[Dataset records]
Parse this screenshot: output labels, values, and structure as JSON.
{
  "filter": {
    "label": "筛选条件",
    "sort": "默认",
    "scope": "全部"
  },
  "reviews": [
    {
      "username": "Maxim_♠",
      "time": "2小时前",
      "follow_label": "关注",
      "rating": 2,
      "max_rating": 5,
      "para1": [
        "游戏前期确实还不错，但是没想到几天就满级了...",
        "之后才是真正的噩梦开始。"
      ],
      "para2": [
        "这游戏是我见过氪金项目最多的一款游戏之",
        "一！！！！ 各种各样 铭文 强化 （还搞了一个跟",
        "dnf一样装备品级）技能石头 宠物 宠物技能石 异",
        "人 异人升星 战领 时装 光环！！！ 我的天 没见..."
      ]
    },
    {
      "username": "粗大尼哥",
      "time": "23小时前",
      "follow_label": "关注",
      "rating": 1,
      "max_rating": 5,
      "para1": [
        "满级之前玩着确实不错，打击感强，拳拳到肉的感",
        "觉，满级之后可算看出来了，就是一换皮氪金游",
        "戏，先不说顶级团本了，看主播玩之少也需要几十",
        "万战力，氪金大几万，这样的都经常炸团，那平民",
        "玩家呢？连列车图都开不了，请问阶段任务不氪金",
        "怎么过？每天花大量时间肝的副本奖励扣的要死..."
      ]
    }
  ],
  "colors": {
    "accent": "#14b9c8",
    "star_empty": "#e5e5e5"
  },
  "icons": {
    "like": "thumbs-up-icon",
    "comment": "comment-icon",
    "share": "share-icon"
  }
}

_To do_: Retype all the records, matching them exactly.

_Result of this exercise_:
Parse this screenshot: output labels, values, and structure as JSON.
{
  "filter": {
    "label": "筛选条件",
    "sort": "默认",
    "scope": "全部"
  },
  "reviews": [
    {
      "username": "Maxim_♠",
      "time": "2小时前",
      "follow_label": "关注",
      "rating": 2,
      "max_rating": 5,
      "para1": [
        "游戏前期确实还不错，但是没想到几天就满级了...",
        "之后才是真正的噩梦开始。"
      ],
      "para2": [
        "这游戏是我见过氪金项目最多的一款游戏之",
        "一！！！！ 各种各样 铭文 强化 （还搞了一个跟",
        "dnf一样装备品级）技能石头 宠物 宠物技能石 异",
        "人 异人升星 战领 时装 光环！！！ 我的天 没见..."
      ]
    },
    {
      "username": "粗大尼哥",
      "time": "23小时前",
      "follow_label": "关注",
      "rating": 1,
      "max_rating": 5,
      "para1": [
        "满级之前玩着确实不错，打击感强，拳拳到肉的感",
        "觉，满级之后可算看出来了，就是一换皮氪金游",
        "戏，先不说顶级团本了，看主播玩之少也需要几十",
        "万战力，氪金大几万，这样的都经常炸团，那平民",
        "玩家呢？连列车图都开不了，请问阶段任务不氪金",
        "怎么过？每天花大量时间肝的副本奖励扣的要死..."
      ]
    }
  ],
  "colors": {
    "accent": "#14b9c8",
    "star_empty": "#e5e5e5"
  },
  "icons": {
    "like": "thumbs-up-icon",
    "comment": "comment-icon",
    "share": "share-icon"
  }
}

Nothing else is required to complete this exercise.